(Records)
────────
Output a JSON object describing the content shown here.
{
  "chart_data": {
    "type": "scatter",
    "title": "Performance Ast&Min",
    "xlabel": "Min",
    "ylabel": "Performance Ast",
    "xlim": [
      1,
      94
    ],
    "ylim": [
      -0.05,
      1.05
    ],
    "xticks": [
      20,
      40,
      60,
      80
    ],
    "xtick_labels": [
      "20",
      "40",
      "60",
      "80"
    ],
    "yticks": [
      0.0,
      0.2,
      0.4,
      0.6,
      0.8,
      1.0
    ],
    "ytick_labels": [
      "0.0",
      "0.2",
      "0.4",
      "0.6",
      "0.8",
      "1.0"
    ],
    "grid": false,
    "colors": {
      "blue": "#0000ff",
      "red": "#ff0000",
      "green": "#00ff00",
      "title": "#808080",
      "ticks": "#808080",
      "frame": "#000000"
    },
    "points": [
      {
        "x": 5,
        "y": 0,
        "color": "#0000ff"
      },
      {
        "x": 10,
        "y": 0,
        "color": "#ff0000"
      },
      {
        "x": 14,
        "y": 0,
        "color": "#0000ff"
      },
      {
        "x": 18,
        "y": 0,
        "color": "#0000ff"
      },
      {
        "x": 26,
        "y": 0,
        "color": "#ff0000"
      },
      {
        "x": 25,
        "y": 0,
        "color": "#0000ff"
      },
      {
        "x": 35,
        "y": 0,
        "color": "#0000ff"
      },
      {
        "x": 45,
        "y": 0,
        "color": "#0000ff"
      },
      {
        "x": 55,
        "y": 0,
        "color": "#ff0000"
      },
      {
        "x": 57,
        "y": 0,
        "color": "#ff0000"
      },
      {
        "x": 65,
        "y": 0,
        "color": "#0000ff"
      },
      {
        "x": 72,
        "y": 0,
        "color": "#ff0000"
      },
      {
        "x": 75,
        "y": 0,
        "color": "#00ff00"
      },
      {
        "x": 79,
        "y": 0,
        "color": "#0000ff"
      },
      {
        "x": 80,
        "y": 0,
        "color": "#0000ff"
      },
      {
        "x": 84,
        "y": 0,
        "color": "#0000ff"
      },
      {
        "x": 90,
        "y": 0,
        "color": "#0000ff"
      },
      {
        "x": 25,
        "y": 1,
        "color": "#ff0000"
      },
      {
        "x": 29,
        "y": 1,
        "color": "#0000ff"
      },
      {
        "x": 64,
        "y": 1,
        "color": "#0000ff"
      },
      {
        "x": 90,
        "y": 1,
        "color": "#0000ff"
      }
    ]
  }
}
────────
Transcribe the material above word for word.

* **Response for this exercise**
Output a JSON object describing the content shown here.
{
  "chart_data": {
    "type": "scatter",
    "title": "Performance Ast&Min",
    "xlabel": "Min",
    "ylabel": "Performance Ast",
    "xlim": [
      1,
      94
    ],
    "ylim": [
      -0.05,
      1.05
    ],
    "xticks": [
      20,
      40,
      60,
      80
    ],
    "xtick_labels": [
      "20",
      "40",
      "60",
      "80"
    ],
    "yticks": [
      0.0,
      0.2,
      0.4,
      0.6,
      0.8,
      1.0
    ],
    "ytick_labels": [
      "0.0",
      "0.2",
      "0.4",
      "0.6",
      "0.8",
      "1.0"
    ],
    "grid": false,
    "colors": {
      "blue": "#0000ff",
      "red": "#ff0000",
      "green": "#00ff00",
      "title": "#808080",
      "ticks": "#808080",
      "frame": "#000000"
    },
    "points": [
      {
        "x": 5,
        "y": 0,
        "color": "#0000ff"
      },
      {
        "x": 10,
        "y": 0,
        "color": "#ff0000"
      },
      {
        "x": 14,
        "y": 0,
        "color": "#0000ff"
      },
      {
        "x": 18,
        "y": 0,
        "color": "#0000ff"
      },
      {
        "x": 26,
        "y": 0,
        "color": "#ff0000"
      },
      {
        "x": 25,
        "y": 0,
        "color": "#0000ff"
      },
      {
        "x": 35,
        "y": 0,
        "color": "#0000ff"
      },
      {
        "x": 45,
        "y": 0,
        "color": "#0000ff"
      },
      {
        "x": 55,
        "y": 0,
        "color": "#ff0000"
      },
      {
        "x": 57,
        "y": 0,
        "color": "#ff0000"
      },
      {
        "x": 65,
        "y": 0,
        "color": "#0000ff"
      },
      {
        "x": 72,
        "y": 0,
        "color": "#ff0000"
      },
      {
        "x": 75,
        "y": 0,
        "color": "#00ff00"
      },
      {
        "x": 79,
        "y": 0,
        "color": "#0000ff"
      },
      {
        "x": 80,
        "y": 0,
        "color": "#0000ff"
      },
      {
        "x": 84,
        "y": 0,
        "color": "#0000ff"
      },
      {
        "x": 90,
        "y": 0,
        "color": "#0000ff"
      },
      {
        "x": 25,
        "y": 1,
        "color": "#ff0000"
      },
      {
        "x": 29,
        "y": 1,
        "color": "#0000ff"
      },
      {
        "x": 64,
        "y": 1,
        "color": "#0000ff"
      },
      {
        "x": 90,
        "y": 1,
        "color": "#0000ff"
      }
    ]
  }
}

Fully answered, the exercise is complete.